━━ DATA FOR PROCESSING ━━

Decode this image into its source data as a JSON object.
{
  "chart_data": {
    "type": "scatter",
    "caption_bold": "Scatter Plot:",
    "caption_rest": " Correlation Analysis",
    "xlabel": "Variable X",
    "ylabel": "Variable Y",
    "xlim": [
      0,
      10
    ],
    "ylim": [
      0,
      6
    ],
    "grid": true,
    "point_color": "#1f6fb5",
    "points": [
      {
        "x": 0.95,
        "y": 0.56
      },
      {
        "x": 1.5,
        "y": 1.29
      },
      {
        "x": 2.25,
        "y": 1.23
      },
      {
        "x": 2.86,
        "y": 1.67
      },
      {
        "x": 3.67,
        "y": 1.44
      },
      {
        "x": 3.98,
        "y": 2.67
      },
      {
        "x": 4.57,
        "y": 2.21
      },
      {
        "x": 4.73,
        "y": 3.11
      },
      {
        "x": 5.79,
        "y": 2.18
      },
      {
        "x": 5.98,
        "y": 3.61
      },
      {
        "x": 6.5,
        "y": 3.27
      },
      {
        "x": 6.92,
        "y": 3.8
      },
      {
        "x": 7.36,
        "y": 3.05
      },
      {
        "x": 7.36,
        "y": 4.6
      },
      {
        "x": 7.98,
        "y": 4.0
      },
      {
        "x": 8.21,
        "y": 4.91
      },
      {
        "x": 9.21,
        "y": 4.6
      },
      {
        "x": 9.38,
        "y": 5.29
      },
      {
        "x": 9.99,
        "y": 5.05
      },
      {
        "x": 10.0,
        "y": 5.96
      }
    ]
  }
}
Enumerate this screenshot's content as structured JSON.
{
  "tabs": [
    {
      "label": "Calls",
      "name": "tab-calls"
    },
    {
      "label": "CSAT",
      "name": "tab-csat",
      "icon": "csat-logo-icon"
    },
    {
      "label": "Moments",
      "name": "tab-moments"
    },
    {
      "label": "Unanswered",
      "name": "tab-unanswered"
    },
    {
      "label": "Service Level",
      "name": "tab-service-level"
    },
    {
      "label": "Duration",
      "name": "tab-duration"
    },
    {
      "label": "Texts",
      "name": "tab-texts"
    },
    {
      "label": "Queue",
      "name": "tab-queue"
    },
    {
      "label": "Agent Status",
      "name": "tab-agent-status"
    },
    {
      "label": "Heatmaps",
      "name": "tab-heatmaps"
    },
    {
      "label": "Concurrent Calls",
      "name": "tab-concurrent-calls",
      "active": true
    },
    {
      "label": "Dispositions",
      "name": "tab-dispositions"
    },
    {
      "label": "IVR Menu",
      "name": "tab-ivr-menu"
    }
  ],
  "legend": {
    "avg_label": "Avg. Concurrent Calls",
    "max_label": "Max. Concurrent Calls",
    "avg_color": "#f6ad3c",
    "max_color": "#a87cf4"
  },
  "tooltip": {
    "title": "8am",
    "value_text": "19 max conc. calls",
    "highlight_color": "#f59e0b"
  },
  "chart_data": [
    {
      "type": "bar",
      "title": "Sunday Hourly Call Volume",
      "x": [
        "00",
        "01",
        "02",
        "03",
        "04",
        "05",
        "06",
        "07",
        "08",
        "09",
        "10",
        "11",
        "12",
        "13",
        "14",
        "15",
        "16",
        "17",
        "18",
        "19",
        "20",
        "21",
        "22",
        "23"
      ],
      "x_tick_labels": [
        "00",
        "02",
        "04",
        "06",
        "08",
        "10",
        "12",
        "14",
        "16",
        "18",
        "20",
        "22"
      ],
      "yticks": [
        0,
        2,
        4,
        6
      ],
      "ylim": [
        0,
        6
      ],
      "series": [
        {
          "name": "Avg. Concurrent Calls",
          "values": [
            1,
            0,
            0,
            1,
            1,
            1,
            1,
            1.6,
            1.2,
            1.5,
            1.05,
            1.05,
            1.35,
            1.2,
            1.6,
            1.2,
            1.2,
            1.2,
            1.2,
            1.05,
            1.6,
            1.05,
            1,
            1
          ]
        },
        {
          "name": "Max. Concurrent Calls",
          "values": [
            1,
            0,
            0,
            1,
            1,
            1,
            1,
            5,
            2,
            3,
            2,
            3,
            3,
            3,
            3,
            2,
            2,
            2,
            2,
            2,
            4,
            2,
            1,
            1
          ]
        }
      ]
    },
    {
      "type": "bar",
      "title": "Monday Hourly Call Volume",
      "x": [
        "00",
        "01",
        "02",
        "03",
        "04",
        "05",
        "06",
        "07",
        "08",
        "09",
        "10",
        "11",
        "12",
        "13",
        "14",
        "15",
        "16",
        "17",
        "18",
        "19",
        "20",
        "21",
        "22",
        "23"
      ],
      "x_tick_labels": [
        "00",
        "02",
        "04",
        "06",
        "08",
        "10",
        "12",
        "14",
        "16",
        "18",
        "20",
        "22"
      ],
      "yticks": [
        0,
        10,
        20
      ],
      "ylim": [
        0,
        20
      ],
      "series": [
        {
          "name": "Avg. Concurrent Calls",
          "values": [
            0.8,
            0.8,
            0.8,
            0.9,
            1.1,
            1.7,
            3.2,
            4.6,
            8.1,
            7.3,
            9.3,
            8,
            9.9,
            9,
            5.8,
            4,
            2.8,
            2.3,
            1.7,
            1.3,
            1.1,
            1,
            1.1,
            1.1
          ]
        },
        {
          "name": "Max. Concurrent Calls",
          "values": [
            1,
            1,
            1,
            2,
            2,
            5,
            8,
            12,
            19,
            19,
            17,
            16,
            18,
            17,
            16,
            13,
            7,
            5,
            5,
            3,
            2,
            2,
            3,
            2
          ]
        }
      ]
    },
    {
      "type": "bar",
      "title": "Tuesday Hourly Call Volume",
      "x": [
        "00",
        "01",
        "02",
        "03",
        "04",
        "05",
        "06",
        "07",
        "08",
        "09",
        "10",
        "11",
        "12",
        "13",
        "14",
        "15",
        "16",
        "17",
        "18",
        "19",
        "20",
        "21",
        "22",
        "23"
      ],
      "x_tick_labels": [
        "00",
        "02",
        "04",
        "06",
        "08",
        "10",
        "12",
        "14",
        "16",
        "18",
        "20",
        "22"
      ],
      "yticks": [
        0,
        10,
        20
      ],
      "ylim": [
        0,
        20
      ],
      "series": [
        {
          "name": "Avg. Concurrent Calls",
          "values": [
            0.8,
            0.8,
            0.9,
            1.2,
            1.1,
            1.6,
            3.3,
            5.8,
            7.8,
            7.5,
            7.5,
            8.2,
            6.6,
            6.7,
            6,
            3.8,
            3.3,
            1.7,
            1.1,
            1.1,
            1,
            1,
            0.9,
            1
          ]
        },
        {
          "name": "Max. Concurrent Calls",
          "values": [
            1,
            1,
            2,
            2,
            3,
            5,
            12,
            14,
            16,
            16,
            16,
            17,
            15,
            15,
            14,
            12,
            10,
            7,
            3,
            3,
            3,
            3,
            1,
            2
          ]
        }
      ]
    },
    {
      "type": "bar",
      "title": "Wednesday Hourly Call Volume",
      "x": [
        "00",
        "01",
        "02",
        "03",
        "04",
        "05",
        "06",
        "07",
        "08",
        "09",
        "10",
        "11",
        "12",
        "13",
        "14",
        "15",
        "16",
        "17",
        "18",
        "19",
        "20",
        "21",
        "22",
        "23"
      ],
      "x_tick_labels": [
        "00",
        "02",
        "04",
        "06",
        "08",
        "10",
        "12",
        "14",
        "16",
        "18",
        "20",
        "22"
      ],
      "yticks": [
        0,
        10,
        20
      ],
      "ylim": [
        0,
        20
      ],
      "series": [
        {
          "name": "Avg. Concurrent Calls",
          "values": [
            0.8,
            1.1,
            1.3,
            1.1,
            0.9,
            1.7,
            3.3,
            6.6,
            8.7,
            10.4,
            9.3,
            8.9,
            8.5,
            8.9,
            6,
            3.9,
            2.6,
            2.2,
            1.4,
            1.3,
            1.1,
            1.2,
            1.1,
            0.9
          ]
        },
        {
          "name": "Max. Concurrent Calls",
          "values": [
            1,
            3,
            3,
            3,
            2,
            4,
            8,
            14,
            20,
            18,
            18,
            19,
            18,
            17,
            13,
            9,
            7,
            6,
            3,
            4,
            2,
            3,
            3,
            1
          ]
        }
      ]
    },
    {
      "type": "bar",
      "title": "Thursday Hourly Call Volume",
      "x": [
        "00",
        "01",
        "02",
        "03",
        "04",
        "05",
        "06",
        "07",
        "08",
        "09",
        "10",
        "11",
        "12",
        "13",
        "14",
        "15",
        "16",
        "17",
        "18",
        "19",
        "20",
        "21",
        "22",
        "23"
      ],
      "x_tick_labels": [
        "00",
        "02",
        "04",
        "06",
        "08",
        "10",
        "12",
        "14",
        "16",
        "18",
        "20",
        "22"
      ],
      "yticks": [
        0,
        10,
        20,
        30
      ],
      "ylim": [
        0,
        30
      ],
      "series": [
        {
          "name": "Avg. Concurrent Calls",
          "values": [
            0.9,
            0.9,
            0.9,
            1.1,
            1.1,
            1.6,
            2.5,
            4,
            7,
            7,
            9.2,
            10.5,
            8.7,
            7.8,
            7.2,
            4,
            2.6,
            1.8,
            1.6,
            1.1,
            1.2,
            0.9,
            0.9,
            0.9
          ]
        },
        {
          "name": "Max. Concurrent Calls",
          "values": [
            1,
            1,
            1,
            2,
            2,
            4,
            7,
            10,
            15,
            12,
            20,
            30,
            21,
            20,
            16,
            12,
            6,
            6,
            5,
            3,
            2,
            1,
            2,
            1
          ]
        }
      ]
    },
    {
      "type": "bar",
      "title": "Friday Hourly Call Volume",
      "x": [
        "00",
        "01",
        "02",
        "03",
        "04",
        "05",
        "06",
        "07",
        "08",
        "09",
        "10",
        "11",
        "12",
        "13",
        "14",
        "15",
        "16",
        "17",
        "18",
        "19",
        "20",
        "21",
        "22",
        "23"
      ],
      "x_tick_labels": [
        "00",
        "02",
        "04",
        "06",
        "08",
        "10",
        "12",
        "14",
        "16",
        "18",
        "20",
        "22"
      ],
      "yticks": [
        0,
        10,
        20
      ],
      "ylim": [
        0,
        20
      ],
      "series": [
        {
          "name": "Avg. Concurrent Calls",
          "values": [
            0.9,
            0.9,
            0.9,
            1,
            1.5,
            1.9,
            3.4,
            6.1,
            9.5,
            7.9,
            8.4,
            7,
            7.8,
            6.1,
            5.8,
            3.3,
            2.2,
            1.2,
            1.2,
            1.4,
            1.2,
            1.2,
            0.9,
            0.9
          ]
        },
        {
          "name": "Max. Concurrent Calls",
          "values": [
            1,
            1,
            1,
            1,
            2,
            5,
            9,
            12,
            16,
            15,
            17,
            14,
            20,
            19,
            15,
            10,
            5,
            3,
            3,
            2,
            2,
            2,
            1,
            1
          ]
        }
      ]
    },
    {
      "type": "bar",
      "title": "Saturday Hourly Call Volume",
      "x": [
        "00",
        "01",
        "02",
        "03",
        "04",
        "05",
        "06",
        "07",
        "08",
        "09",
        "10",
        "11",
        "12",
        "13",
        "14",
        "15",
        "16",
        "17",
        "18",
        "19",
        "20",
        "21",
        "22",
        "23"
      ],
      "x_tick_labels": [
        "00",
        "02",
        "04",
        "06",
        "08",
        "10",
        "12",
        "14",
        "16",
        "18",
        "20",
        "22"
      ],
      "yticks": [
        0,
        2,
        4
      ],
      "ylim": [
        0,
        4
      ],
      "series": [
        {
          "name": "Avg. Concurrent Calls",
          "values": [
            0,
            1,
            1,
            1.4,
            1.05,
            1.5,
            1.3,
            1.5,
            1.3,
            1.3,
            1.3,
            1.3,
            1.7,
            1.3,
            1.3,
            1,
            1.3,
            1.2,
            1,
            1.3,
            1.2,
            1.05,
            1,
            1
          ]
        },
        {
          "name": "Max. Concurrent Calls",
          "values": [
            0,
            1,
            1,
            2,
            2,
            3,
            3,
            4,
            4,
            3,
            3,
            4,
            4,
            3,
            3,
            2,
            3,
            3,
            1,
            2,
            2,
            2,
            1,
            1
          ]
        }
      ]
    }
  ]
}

━━━

**YOUR OBJECTIVE:** Check every line of the material for the string "Hourly" and give the number of lines that have it, without anything else.

**ANSWER IN FULL:** 7